What you will do:
1) Translate this sentence from the blue cheese penne recipe into Spanish: "I’d rate this as a dish of intermediate difficulty."
2) In the blue cheese marinara penne recipe, how many cloves of garlic are listed?
3) Extend the blue cheese marinara penne recipe, picking up after its final sentence.

Blue Cheese Marinara Penne

Resuming my presentation of my culinary and gastronomic genius, I present this dish which I am certain commits several cardinal sins in Pasta land.  I certainly find it to be a sinful dish purely from a delight perspective.  It’s quite a hearty dish too.

This is not a hard dish as opposed to one requiring some effort and certainly organization.  I’d rate this as a dish of intermediate difficulty.

The reason I decided to treat myself to this dish is because I am crazy about cheese in general, nuts about blue cheese in particular and because I had a fantastic meeting today with Red Hat on behalf of one of my clients that I consult for.  Very worthy of the dish 🙂


See? I used real Blue Cheese

  • 1 large onion
  • 9 cloves of garlic (yep, nine)
  • 1 wedge of blue cheese (200g)
  • 4 tablespoons of olive oil (extra virgin for this sacrifice please)
  • 1 tablespoon of Balsamic vinegar
  • 1 packet of Penne (mine are 500g and colored)
  • Basil leaves (about 3 stalks worth, fresh please)
  • 2 cartons of tomato puree/paste (125g each)
  • 1/2 kg of lean ground(minced) beef
  • 1 tablespoon of lemon juice

I also used the following optional ingredients.
  • a small knob of butter that I would guess was about 1/2 a tablespoonful
  • 1 tablespoonful of peppercorns (unground black pepper)
I like spicy food, quite a bit. So the pepper corns were there for me because it adds that extra zing.  As you crack one between your teeth, this nice warmth comes forth… mmmm…..


I’ve divided the preparation into three different parts. Keep in mind that you more or less have to do all three in tandem; it’s just much easier to organize them like this.


Obviously, the beef out to be thawed out if it were in the freezer.  My butcher is literally up the road so I more often get my meats as fresh as possible.

See? Parallel to the original cut

First, we need to dice the onion, preferably as fine as is reasonable; we don’t want onion juice.  Now I picked a rather large onion, so to dice it reasonably fine I first cut the onion itself in half and then before slicing away at that half, I cut in half again but parallel to the original cut like in the picture.

This is what I meant by vertical cuts! To dice, just cut them perpendicularly now

After that, you have to maintain a reasonably strong grip on both the knife and the onion when you start making your vertical cuts and when you dice them perpendicularly.  I am ever so thankful for pictures as they can describe what I want to say perfectly.

Heat the pan, I would suggest a non-stick pan if you have one, and then throw in the knob of butter (if you opted to use it of course!) then as soon as that is half melted, pour in the olive oil and turn down the heat to the lowest.  Don’t wait on the mix to smoke, just as soon as there is a hint of a shimmer throw the onion in; of course, by throw I mean pour in gently as opposed to hurling say a live grenade or a cobra.  This is oil/butter we are talking about.  Salt liberally atop to help draw out the moisture in the onion and sweat them.

Rows:
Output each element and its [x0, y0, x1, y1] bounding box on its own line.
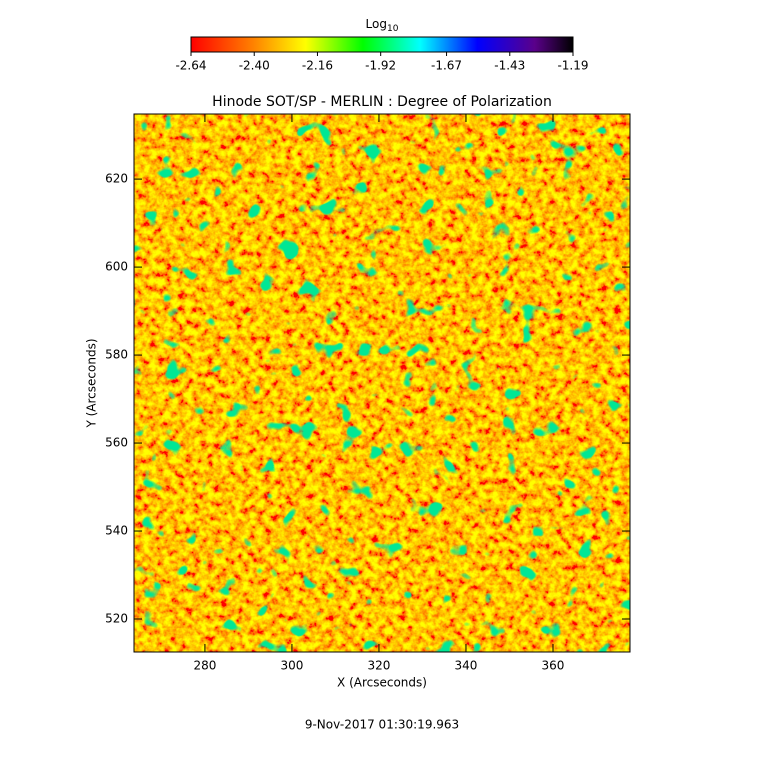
plot-frame — [133, 113, 631, 653]
x-tick-label: 360 — [542, 659, 565, 673]
heatmap-features — [134, 114, 630, 652]
y-tick-label: 620 — [105, 172, 128, 186]
x-tick-label: 340 — [455, 659, 478, 673]
y-tick-label: 520 — [105, 612, 128, 626]
y-axis-label: Y (Arcseconds) — [85, 338, 99, 428]
x-tick-label: 320 — [368, 659, 391, 673]
colorbar-tick-label: -2.64 — [175, 59, 206, 73]
colorbar-tick-label: -2.40 — [239, 59, 270, 73]
x-tick-label: 280 — [193, 659, 216, 673]
x-tick-label: 300 — [280, 659, 303, 673]
colorbar-tick-label: -1.92 — [365, 59, 396, 73]
x-axis-label: X (Arcseconds) — [337, 676, 427, 690]
y-tick-label: 600 — [105, 260, 128, 274]
heatmap — [134, 114, 630, 652]
colorbar-tick-label: -2.16 — [302, 59, 333, 73]
timestamp: 9-Nov-2017 01:30:19.963 — [305, 718, 459, 732]
y-tick-label: 540 — [105, 524, 128, 538]
colorbar — [190, 36, 574, 53]
colorbar-tick-label: -1.19 — [557, 59, 588, 73]
colorbar-title: Log10 — [366, 17, 399, 34]
y-tick-label: 560 — [105, 436, 128, 450]
y-tick-label: 580 — [105, 348, 128, 362]
chart-title: Hinode SOT/SP - MERLIN : Degree of Polar… — [212, 94, 552, 110]
colorbar-tick-label: -1.67 — [431, 59, 462, 73]
colorbar-tick-label: -1.43 — [494, 59, 525, 73]
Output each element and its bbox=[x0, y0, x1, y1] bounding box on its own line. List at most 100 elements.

Expected answers:
1) Calificaría este plato como de dificultad intermedia.

2) Nine cloves.

3)
(I usually start the sauce at this point because the onions need some time, but hey, its you that’s cooking)

Make a paste out of 3 of the cloves and mix that with the now reduced onions; the other 6 (or more if you want), peel but keep whole;  This acts as a slow release of the essential oils in the garlic but keeps the sting of the sulfur away, also it steams the flesh of the clove and makes for a very nice and tender bite, totally unlike biting into a piece of garlic.  If some of the onion dices are turning gold/brown, that’s OK, that’s almost bound to happen if you’re rushing about.  Once the garlic paste has been cooked into the dish, meaning that you can smell it but you cannot see it and its been thoroughly mixed in, turn the heat up high and add the ground beef.  As soon as you can start smelling the ground beef cook as you are mixing it with the onion/garlic mix, throw in the rest of the garlic cloves.  Mix thoroughly and add some salt and I’d say about 2 teaspoons of black pepper, this totally brings out the flavor of the meat. You don’t need to add salt, between the garlic and the blue cheese, there’s enough salt in this dish.  If later you feel that its undersalted, salting it is an easy thing to do.

At this point, turn the heat as low as possible and cover the pan and let the meat cook through properly.  If the meat is done before the sauce, turn off the heat and let it lie in the pan.  You also want the garlic to be properly cooked and that’s when its yellowed out a bit and soft to the touch of a ladle or a spoon.


This is an easy sauce but use a pot because you will be pouring everything (meat and pasta) here when its all done.

Heat about 300ml of water (nearly 1/2 a pint) and as soon as it starts to simmer, pour in the tomato paste.  Stir that in to help it out.  After about 3 minutes on medium-high heat, you can now add in the lemon juice and the balsamic vinegar.  If you choose to use peppercorns, now is the time to dump them in.  Now for the blue cheese.  Don’t use one of the really good – expensive – blue cheeses; I used a Danish Blue cheese that cost me 1 JOD (Jordanian Dinar) which is about $1.4  (US) and Jordan is an expensive nation when it comes to groceries.  Cheap but good.

That's half the packet, I added them in two batches just to make my life easier.

Sauce, nearly ready

Mush the 200g of blue cheese -less a tiny bit for the chef of course, for quality assurance purposes 😀 – and pour that into the pot with the paste and whisk until the cheese has completely melted into the tomato “soup”.  Let that simmer and reduce, occasionally stirring or whisking to make sure that there are no lumps or that anything sticks.  Taste it from time to time to make sure that there is no need for salt or pepper.

You will feel a nice zing on your tongue, between the acidity of the lemon and the vinegar and the nasal after taste of the blue cheese. Yum!!!  The sauce is ready when its reduced enough not to simmer but heaves.  If you look at the picture, you can see the rings that show how far it has reduced.  I took that picture about 2 minutes before I decided that the sauce was ready.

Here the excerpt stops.